◆ Exercise prompt
Copy each line of the entries that contains the word "this".

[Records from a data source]
----------------------------------------

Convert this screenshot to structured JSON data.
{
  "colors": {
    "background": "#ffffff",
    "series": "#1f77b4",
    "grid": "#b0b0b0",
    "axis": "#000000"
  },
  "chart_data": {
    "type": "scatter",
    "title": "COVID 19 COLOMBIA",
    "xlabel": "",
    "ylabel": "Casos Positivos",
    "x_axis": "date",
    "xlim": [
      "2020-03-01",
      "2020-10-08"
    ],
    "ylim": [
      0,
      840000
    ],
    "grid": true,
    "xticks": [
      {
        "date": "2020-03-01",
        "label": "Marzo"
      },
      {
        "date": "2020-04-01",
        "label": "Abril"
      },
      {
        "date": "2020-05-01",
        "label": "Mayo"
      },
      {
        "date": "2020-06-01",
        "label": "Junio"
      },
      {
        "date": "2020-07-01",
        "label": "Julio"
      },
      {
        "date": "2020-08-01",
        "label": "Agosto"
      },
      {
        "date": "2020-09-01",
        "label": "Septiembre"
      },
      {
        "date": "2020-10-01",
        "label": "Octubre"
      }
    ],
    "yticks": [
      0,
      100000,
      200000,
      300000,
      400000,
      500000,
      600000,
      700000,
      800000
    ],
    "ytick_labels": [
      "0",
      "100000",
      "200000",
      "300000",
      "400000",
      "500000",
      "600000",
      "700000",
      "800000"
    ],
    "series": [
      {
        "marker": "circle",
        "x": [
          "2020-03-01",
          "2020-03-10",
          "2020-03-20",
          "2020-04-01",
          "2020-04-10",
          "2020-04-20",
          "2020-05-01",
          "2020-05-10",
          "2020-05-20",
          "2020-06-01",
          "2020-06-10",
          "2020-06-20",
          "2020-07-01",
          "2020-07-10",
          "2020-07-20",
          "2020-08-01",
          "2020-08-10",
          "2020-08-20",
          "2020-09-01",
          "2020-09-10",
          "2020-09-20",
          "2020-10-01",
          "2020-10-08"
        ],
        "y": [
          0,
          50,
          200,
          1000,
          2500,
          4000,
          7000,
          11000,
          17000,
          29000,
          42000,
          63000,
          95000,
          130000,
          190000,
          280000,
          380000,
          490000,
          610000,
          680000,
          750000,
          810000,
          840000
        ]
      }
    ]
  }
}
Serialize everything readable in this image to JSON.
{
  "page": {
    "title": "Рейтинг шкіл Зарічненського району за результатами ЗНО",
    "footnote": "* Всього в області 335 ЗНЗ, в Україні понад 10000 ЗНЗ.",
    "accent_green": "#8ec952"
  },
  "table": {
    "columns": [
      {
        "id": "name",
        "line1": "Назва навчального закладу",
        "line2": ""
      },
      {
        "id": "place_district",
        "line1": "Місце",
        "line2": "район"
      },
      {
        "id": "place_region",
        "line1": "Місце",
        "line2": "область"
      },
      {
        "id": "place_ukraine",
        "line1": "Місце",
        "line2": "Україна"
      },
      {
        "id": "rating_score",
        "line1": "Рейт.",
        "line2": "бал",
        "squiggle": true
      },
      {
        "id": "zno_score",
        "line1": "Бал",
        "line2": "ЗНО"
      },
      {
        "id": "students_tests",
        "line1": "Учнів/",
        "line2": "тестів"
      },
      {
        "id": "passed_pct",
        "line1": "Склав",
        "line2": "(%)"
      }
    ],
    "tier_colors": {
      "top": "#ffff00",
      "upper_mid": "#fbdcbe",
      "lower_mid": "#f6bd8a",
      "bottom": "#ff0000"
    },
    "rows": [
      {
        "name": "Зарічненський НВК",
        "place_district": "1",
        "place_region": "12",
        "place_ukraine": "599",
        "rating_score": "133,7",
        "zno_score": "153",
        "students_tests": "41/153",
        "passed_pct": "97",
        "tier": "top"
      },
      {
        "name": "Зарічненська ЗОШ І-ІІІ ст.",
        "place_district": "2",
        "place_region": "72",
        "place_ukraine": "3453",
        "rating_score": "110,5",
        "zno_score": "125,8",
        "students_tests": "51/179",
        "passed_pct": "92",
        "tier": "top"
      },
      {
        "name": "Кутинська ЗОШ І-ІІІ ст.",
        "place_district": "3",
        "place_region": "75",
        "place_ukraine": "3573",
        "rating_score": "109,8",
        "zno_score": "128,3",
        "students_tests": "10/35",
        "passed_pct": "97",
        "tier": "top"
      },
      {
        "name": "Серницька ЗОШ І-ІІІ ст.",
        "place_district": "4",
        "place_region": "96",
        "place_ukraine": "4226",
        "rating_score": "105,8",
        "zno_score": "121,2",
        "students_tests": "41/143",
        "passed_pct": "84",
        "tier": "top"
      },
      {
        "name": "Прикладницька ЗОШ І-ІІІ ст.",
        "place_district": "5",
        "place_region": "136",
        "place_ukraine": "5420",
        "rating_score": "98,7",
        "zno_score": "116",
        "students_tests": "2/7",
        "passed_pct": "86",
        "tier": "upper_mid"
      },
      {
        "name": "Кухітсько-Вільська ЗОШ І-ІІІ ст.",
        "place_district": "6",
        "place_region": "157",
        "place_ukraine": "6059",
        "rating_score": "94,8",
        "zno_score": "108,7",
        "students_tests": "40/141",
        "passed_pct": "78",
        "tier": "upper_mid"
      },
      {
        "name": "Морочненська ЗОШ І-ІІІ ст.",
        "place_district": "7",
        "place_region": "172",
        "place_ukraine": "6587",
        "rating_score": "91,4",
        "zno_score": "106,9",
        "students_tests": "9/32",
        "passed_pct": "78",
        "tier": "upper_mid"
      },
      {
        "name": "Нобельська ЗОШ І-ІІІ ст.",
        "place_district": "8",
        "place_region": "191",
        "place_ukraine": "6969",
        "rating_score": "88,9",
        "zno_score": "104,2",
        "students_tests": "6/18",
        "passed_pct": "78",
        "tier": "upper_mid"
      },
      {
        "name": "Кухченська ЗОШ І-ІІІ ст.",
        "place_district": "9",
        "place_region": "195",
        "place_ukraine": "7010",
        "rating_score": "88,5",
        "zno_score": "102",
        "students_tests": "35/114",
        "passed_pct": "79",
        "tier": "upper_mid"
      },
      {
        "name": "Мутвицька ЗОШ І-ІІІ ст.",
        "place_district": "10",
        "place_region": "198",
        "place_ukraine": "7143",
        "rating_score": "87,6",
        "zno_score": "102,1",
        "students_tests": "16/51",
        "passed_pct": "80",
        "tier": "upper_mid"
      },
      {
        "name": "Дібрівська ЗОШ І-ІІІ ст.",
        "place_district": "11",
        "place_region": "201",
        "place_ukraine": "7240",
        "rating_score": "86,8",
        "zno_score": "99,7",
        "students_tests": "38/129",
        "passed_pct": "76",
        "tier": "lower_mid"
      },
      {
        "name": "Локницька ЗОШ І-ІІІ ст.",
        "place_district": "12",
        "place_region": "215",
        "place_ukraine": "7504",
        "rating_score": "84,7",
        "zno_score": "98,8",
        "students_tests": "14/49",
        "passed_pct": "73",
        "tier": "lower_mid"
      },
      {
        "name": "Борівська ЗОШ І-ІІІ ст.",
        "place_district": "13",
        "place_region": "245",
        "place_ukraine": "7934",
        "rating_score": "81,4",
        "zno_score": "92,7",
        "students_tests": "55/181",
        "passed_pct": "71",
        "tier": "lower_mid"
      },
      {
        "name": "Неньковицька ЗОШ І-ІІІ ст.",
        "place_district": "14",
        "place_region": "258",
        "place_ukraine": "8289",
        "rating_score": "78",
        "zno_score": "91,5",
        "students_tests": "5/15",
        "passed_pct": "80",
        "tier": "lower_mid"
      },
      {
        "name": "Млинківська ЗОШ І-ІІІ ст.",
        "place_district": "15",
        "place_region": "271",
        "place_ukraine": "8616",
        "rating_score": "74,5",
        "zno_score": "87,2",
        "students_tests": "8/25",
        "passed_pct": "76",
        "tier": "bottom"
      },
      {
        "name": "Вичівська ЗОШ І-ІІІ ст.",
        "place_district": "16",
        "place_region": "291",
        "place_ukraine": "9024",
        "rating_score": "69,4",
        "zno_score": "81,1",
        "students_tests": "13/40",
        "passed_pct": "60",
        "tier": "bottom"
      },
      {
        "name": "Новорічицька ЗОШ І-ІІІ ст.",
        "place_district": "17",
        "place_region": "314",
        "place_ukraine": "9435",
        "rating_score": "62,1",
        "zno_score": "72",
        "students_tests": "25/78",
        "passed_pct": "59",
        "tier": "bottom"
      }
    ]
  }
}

----------------------------------------

◆ Output
Convert this screenshot to structured JSON data.
Serialize everything readable in this image to JSON.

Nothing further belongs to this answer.